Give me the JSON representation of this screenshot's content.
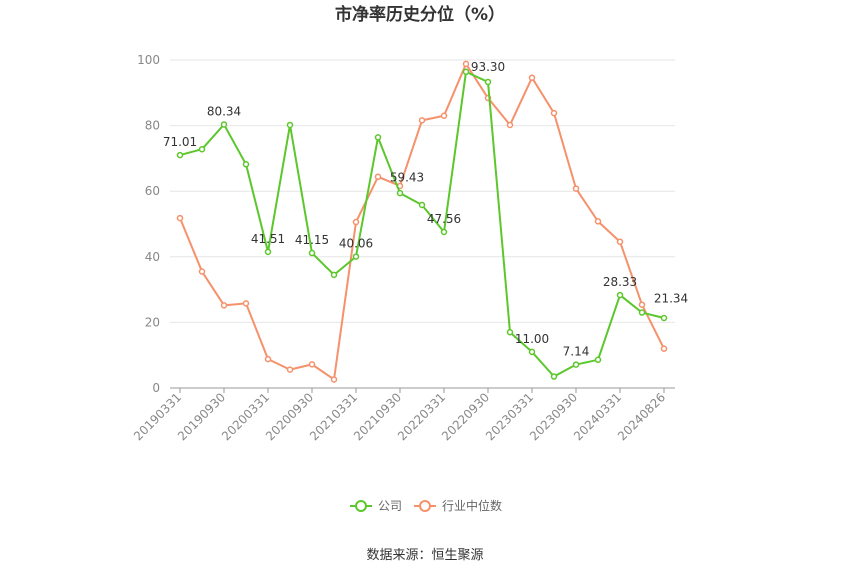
{
  "chart_data": {
    "type": "line",
    "title": "市净率历史分位（%）",
    "xlabel": "",
    "ylabel": "",
    "ylim": [
      0,
      100
    ],
    "yticks": [
      0,
      20,
      40,
      60,
      80,
      100
    ],
    "grid": true,
    "legend_position": "bottom-center",
    "x": [
      "20190331",
      "20190630",
      "20190930",
      "20191231",
      "20200331",
      "20200630",
      "20200930",
      "20201231",
      "20210331",
      "20210630",
      "20210930",
      "20211231",
      "20220331",
      "20220630",
      "20220930",
      "20221231",
      "20230331",
      "20230630",
      "20230930",
      "20231231",
      "20240331",
      "20240630",
      "20240826"
    ],
    "x_tick_labels": [
      "20190331",
      "20190930",
      "20200331",
      "20200930",
      "20210331",
      "20210930",
      "20220331",
      "20220930",
      "20230331",
      "20230930",
      "20240331",
      "20240826"
    ],
    "series": [
      {
        "name": "公司",
        "color": "#5cc72c",
        "values": [
          71.01,
          72.8,
          80.34,
          68.2,
          41.51,
          80.2,
          41.15,
          34.5,
          40.06,
          76.4,
          59.43,
          55.8,
          47.56,
          96.4,
          93.3,
          17.0,
          11.0,
          3.5,
          7.14,
          8.6,
          28.33,
          23.0,
          21.34
        ],
        "labels": {
          "0": "71.01",
          "2": "80.34",
          "4": "41.51",
          "6": "41.15",
          "8": "40.06",
          "10": "59.43",
          "12": "47.56",
          "14": "93.30",
          "16": "11.00",
          "18": "7.14",
          "20": "28.33",
          "22": "21.34"
        }
      },
      {
        "name": "行业中位数",
        "color": "#f5916b",
        "values": [
          51.8,
          35.5,
          25.2,
          25.8,
          8.8,
          5.6,
          7.2,
          2.6,
          50.6,
          64.4,
          61.6,
          81.6,
          83.0,
          98.8,
          88.4,
          80.2,
          94.6,
          83.8,
          60.8,
          50.8,
          44.6,
          25.4,
          12.0
        ]
      }
    ]
  },
  "source_text": "数据来源：恒生聚源"
}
* * *
== Exercise task ==
Repeat each entry precisely as it appears. Leave the pictures out.

== The completed task ==
Give me the JSON representation of this screenshot's content.
{
  "chart_data": {
    "type": "line",
    "title": "市净率历史分位（%）",
    "xlabel": "",
    "ylabel": "",
    "ylim": [
      0,
      100
    ],
    "yticks": [
      0,
      20,
      40,
      60,
      80,
      100
    ],
    "grid": true,
    "legend_position": "bottom-center",
    "x": [
      "20190331",
      "20190630",
      "20190930",
      "20191231",
      "20200331",
      "20200630",
      "20200930",
      "20201231",
      "20210331",
      "20210630",
      "20210930",
      "20211231",
      "20220331",
      "20220630",
      "20220930",
      "20221231",
      "20230331",
      "20230630",
      "20230930",
      "20231231",
      "20240331",
      "20240630",
      "20240826"
    ],
    "x_tick_labels": [
      "20190331",
      "20190930",
      "20200331",
      "20200930",
      "20210331",
      "20210930",
      "20220331",
      "20220930",
      "20230331",
      "20230930",
      "20240331",
      "20240826"
    ],
    "series": [
      {
        "name": "公司",
        "color": "#5cc72c",
        "values": [
          71.01,
          72.8,
          80.34,
          68.2,
          41.51,
          80.2,
          41.15,
          34.5,
          40.06,
          76.4,
          59.43,
          55.8,
          47.56,
          96.4,
          93.3,
          17.0,
          11.0,
          3.5,
          7.14,
          8.6,
          28.33,
          23.0,
          21.34
        ],
        "labels": {
          "0": "71.01",
          "2": "80.34",
          "4": "41.51",
          "6": "41.15",
          "8": "40.06",
          "10": "59.43",
          "12": "47.56",
          "14": "93.30",
          "16": "11.00",
          "18": "7.14",
          "20": "28.33",
          "22": "21.34"
        }
      },
      {
        "name": "行业中位数",
        "color": "#f5916b",
        "values": [
          51.8,
          35.5,
          25.2,
          25.8,
          8.8,
          5.6,
          7.2,
          2.6,
          50.6,
          64.4,
          61.6,
          81.6,
          83.0,
          98.8,
          88.4,
          80.2,
          94.6,
          83.8,
          60.8,
          50.8,
          44.6,
          25.4,
          12.0
        ]
      }
    ]
  },
  "source_text": "数据来源：恒生聚源"
}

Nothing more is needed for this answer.